**Given request 1**
According to the batch escaping text, how should the ! character be escaped?
**Given request 2**
Retype the batch escaping text, everything from "Instead, escape %" down to "still won't work.", swapping every "echoed" for "printed".
**Given request 3**
Please write what comes next in the batch escaping text, picking up after its last sentence.

It's possible to get
set/a ax=%random% %%3&&set aa=!a[%ax%]!
echo %aa%
exactly as it is?
There are two problems in this code.
First of all, to answer your question:
How to echo exactly what I type in?
In batch, the answer is always more complicated than you think. In case of echo, quotes don't really change the way % and ! interpreted, but they are echoed as well, which is bad now.
Instead, escape % by duplicating, & by putting a ^, and ! by putting two ^s before it [ref]:
echo set/a ax=%%random%% %%%% 3^&^&set aa=^^!a[%%ax%%]^^! >>%~f0
echo echo %%aa%% >>%~f0
Now you can see, that everything's echoed correctly, but the echoed code still won't work.
Why?
The second problem is the &&: percent-variables (%var%) will be substituted before the evaluation of the line or the command group (commands enclosed by parentheses).

Region boundary data
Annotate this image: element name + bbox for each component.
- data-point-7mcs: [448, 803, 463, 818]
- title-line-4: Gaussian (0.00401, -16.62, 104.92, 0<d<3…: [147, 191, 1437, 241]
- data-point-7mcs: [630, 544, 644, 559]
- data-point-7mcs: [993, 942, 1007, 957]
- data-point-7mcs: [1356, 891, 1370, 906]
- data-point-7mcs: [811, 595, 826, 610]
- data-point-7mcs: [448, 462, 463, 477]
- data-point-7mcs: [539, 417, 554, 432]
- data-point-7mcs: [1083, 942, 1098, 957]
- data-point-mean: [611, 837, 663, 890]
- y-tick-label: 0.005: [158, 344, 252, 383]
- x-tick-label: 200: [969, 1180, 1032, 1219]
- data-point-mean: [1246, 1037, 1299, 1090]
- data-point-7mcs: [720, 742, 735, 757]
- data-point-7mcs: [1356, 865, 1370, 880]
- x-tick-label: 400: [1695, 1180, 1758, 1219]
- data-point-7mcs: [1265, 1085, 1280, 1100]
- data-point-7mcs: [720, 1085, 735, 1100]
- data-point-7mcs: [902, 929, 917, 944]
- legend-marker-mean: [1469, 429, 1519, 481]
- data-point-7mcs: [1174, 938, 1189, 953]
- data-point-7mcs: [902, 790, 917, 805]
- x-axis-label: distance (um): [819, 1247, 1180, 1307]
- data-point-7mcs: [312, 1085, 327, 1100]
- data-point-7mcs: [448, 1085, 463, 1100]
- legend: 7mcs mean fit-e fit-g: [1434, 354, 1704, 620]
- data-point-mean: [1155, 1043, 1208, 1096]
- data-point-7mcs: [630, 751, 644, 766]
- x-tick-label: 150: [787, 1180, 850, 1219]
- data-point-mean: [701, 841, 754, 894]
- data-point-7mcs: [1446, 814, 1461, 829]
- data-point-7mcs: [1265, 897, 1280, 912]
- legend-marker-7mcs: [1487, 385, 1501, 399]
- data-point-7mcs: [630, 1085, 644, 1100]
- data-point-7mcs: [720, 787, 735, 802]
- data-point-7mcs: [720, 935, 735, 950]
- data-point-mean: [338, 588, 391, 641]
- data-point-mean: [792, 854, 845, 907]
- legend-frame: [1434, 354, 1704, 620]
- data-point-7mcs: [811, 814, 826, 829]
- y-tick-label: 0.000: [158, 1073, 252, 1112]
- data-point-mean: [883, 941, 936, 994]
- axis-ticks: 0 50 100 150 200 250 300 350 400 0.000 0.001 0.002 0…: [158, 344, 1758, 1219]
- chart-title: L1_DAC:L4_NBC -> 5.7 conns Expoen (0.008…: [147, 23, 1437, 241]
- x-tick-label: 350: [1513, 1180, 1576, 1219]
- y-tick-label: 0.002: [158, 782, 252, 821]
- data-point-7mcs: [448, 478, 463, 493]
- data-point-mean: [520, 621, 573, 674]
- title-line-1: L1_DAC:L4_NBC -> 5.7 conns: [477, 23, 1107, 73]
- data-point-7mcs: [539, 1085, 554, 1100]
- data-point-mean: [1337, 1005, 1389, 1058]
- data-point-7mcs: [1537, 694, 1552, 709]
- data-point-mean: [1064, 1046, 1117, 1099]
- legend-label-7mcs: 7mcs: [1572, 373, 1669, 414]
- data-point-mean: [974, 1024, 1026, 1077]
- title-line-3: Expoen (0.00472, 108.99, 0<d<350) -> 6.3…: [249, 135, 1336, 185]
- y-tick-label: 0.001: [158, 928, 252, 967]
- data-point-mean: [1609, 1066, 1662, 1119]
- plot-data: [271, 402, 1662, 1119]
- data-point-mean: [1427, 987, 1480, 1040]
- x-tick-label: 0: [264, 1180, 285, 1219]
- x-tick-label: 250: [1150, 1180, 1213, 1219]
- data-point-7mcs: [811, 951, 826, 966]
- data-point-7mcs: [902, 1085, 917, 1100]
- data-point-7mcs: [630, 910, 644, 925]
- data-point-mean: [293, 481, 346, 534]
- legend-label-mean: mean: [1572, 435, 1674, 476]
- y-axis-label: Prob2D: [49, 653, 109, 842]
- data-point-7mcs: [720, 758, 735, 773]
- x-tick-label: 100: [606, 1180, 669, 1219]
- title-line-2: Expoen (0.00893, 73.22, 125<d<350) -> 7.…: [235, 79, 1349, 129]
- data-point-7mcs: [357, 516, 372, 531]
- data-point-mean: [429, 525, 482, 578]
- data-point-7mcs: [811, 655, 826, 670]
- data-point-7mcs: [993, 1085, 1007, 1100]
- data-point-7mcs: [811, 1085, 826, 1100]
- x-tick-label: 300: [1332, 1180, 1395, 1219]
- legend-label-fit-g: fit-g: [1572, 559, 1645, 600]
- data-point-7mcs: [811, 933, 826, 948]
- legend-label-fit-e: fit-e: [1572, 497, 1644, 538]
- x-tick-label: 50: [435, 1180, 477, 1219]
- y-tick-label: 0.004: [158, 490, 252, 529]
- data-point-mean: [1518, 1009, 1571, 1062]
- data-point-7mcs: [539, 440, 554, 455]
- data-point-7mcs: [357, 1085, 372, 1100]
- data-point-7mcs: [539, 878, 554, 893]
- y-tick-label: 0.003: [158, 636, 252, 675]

**Right answer 1**
By putting two ^s before it.

**Right answer 2**
Instead, escape % by duplicating, & by putting a ^, and ! by putting two ^s before it [ref]:
echo set/a ax=%%random%% %%%% 3^&^&set aa=^^!a[%%ax%%]^^! >>%~f0
echo echo %%aa%% >>%~f0
Now you can see, that everything's printed correctly, but the printed code still won't work.

**Right answer 3**
That is, since the set /a and set are on the same line, %ax%'s value will be substituted before set /a sets it. That could be avoided by using the power of the Delayed Expansion, and its !ax! syntax, but in this case, it isn't possible because it is accessed inside another variable access.
So, instead do what && would do otherwise:
set/a ax=%random% %% 3
if %errorlevel% GTR 0 set aa=^^!a[%%ax%%]^^!
Finally, you end up with something like:
echo set/a ax=%%random%% %%%% 3 >>%~f0
echo if %%errorlevel%% GTR 0 set aa=^^!a[%%ax%%]^^! >>%~f0
echo echo %%aa%% >>%~f0
Take a look Here for a functional example of escaping exclamation marks used in delayed variables for this type of situation.
#echo off & setlocal DisableDelayedExpansion
Set "/Ex=^!"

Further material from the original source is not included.